- [REQUISITO]
Copie do texto selecionado abaixo, sem nenhuma alteração, o trecho que vai de "9. O julgamento de" até "Eulálio, seu Ordinário!".

- [TEXTO SELECIONADO]
——————————

9. O julgamento de Santo Hipácio parece confirmado não só pela aprovação de seus hagiógrafos, como também pelo decreto do Papa São Celestino, segundo o qual todos os atos de Nestório deveriam ser considerados nulos a partir do momento em que ele começou a pregar a heresia… “pois aquele que abandonou a Fé por meio de uma tal pregação não é capaz nem de destituir nem de depôr quem quer que seja.” (São Roberto Bellarmino, De Romano Pontifice, Cap. XXX). Os excessos de uma certa escola de tradicionalistas tornam oportuno recordar que Santo Hipácio não se retirou, porém, da comunhão de Eulálio, seu Ordinário!
10. Aconteceu diversas vezes de um santo suspeitar de heresia um Papa reinante, ao ponto de ameaçar retirar-se da obediência dele, caso o Papa não se emendasse. São Bruno, Santo Hugo de Grenoble e São Godofredo de Amiens tomaram todos essa atitude frente ao Papa Pascal II; se Santo Ivo de Chartres opôs-se a eles, foi por considerar que o comportamento deles era incorreto “…a menos que… a pessoa posta na Cátedra de Pedro… se desviasse manifestamente da verdade do Evangelho” (Patrologia Latina, t. 162, col. 240). Noutras palavras, também Santo Ivo sustentava a posição acima exposta, mas não pensava que a hipótese contemplada por ela se tivesse realizado em seu tempo.
11. A Sagrada Escritura põe-nos em guarda, com frequência, contra os hereges. Não parece possível entender todos esses textos como referindo-se unicamente aos que foram condenados como tais pela Igreja ou pertencem a seitas condenadas.
(a) A mais impressionante é a passagem da Epístola de São Paulo aos Gálatas: “Mas ainda que nós mesmos ou um anjo do céu vos evangelizasse diferentemente de como nós vos evangelizamos, seja anátema*. Como já vo-lo dissemos, agora de novo o digo: se alguém vos anunciar um Evangelho diferente do que recebestes, seja anátema.” (I, 8,9) São Paulo não se contenta de advertir seus convertidos a recusar a nova doutrina; ele impõe-lhes pronunciar um julgamento, e dos mais severos, do malfeitor: o anátema, com tudo o que isso implica. E, visto que o anátema não convém ao caso de um católico que erra de boa fé, é evidente que São Paulo acredita que os Gálatas são capazes de distinguir entre o erro cometido de boa fé e a heresia pertinaz.
[*E essa hipótese paradoxal de um anjo do céu que pregaria outro Evangelho, não seria figura do paradoxo de nossos dias: o “papa” herege?]
(b) São Paulo ordena a Tito: “Foge do homem herege, depois da primeira e segunda correção, sabendo que tal homem está pervertido e peca, pois é condenado pelo seu próprio julgamento” (III, 10,11). Cornélio a Lapide e Bellarmino entendem que essas admoestações são necessárias quando é duvidoso se a pessoa é ou não é verdadeiramente pertinaz. No caso de heresia berrante, nenhuma monição seria necessária. Nosso Código de Direito Canônicoretém essa distinção.

——————————

- [MATERIAL]
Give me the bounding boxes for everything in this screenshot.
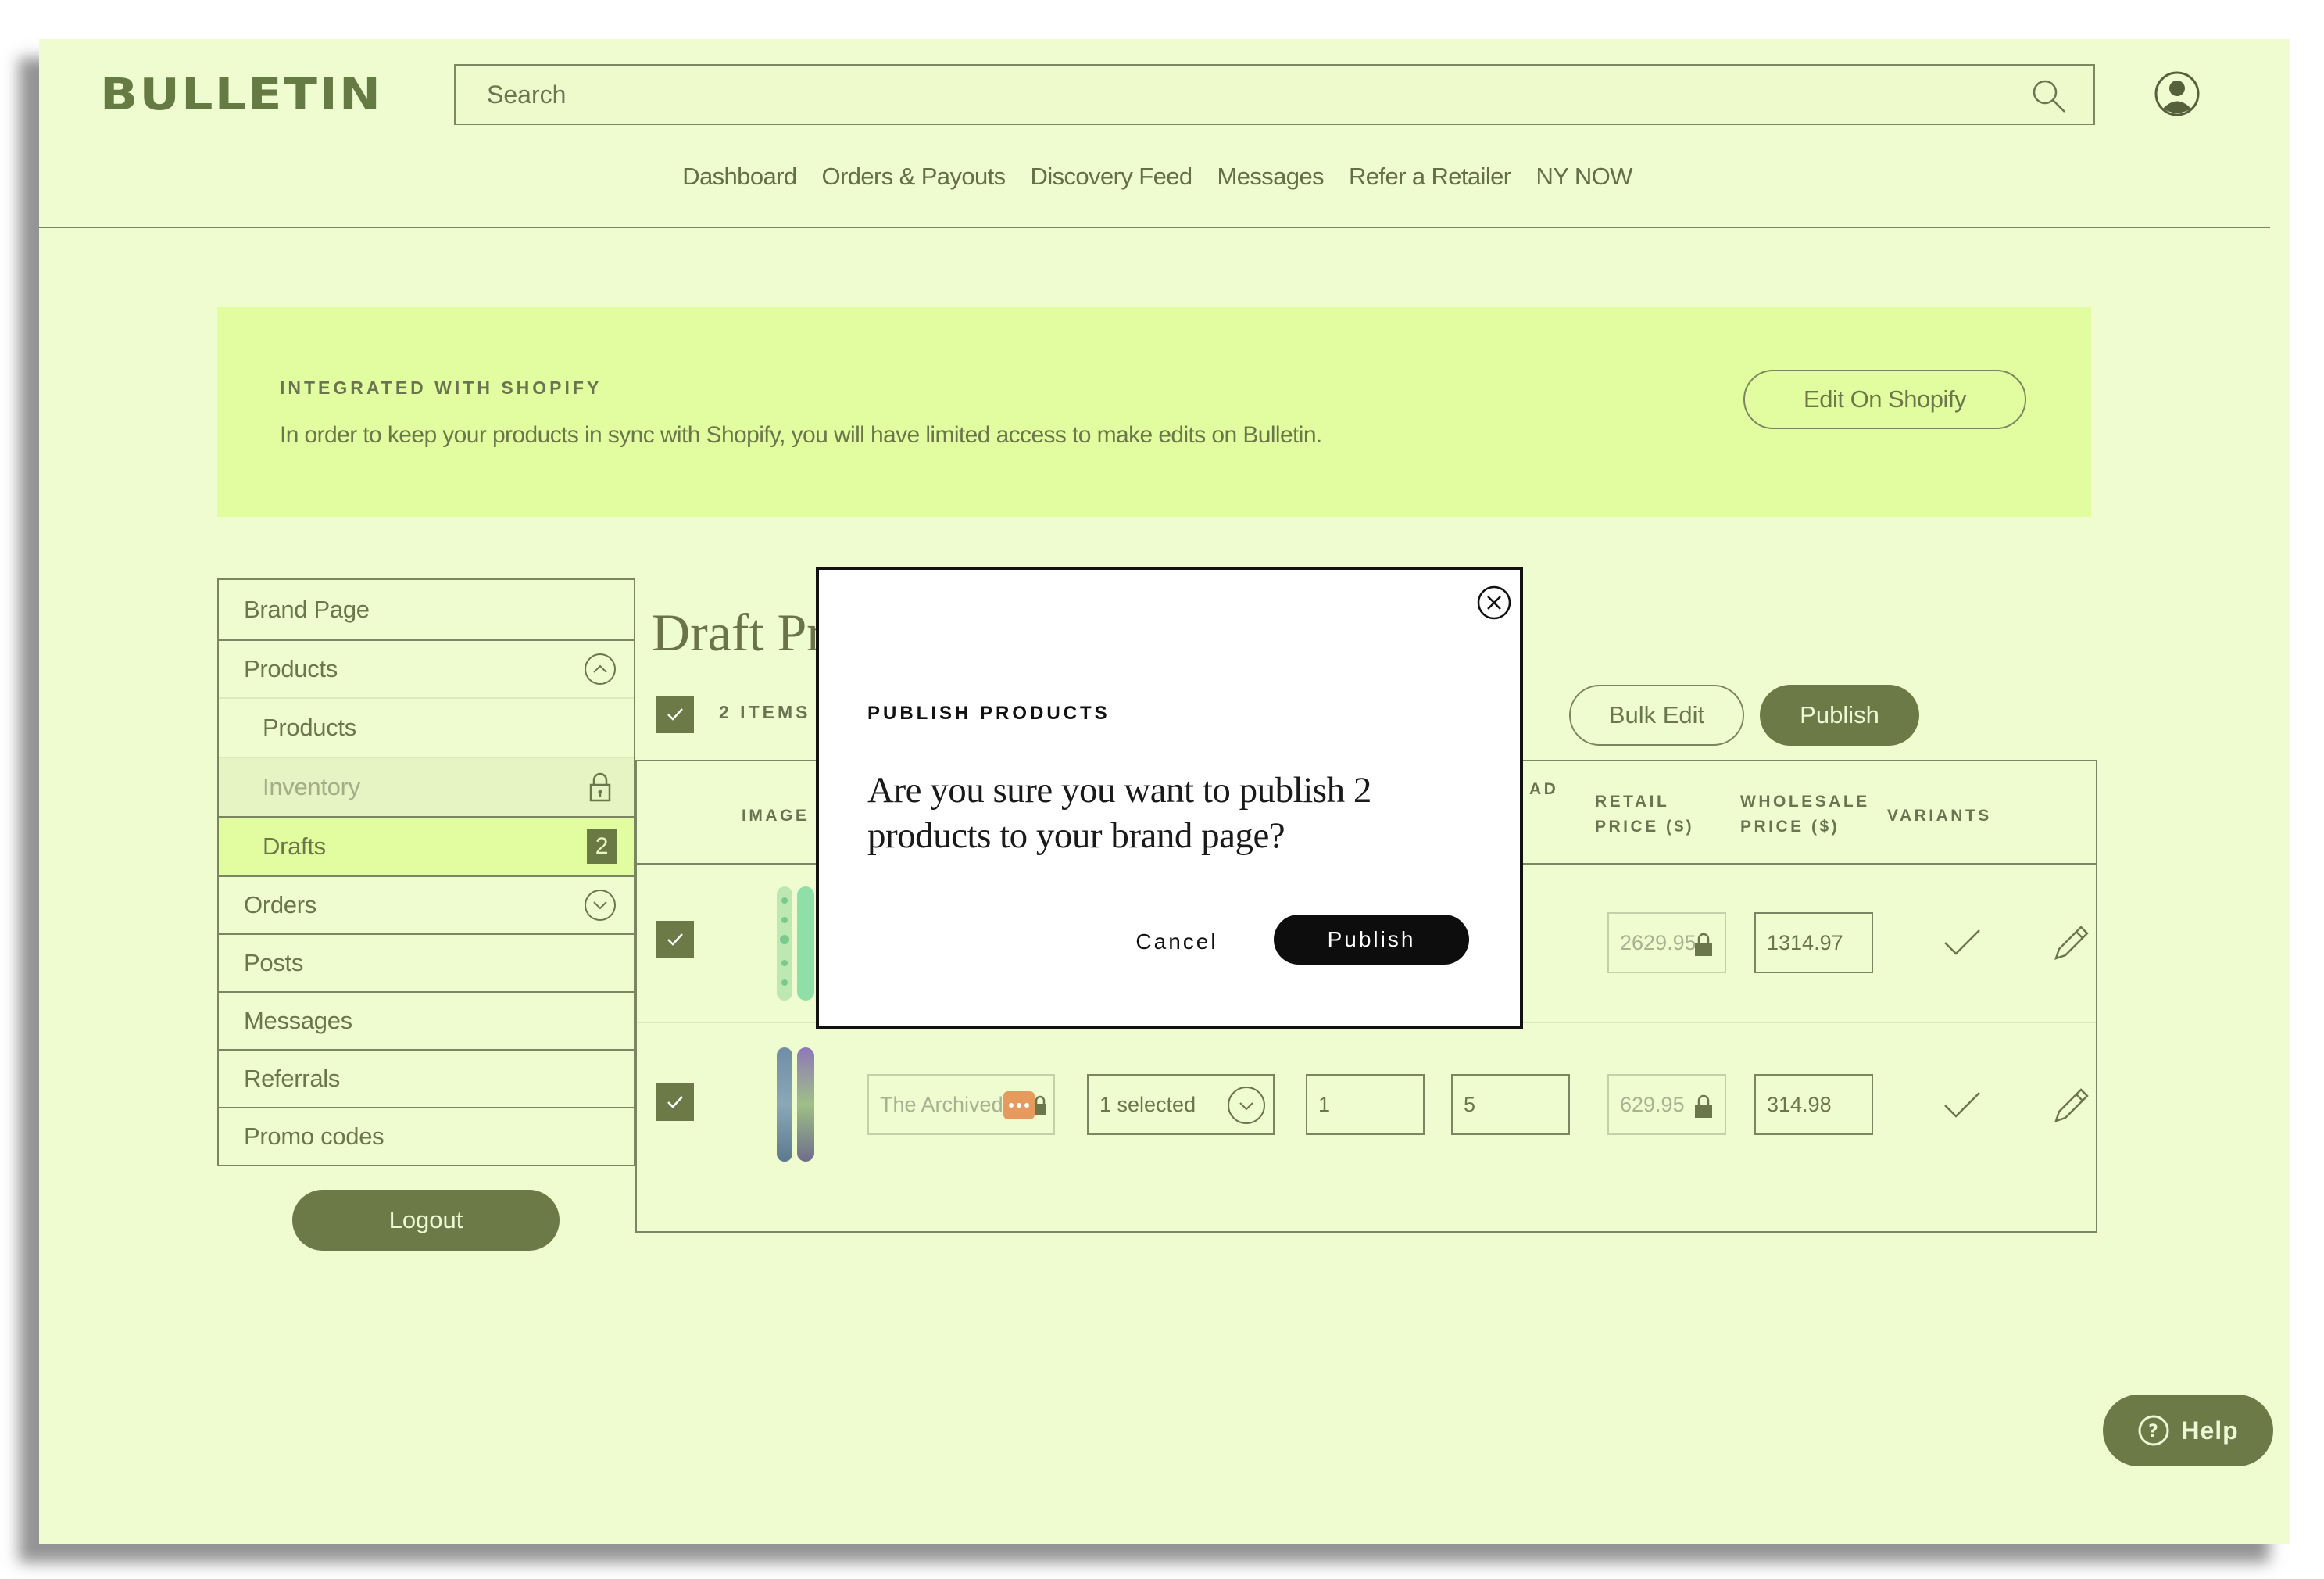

——————————

- [RESPOSTA DA TAREFA]
9. O julgamento de Santo Hipácio parece confirmado não só pela aprovação de seus hagiógrafos, como também pelo decreto do Papa São Celestino, segundo o qual todos os atos de Nestório deveriam ser considerados nulos a partir do momento em que ele começou a pregar a heresia… “pois aquele que abandonou a Fé por meio de uma tal pregação não é capaz nem de destituir nem de depôr quem quer que seja.” (São Roberto Bellarmino, De Romano Pontifice, Cap. XXX). Os excessos de uma certa escola de tradicionalistas tornam oportuno recordar que Santo Hipácio não se retirou, porém, da comunhão de Eulálio, seu Ordinário!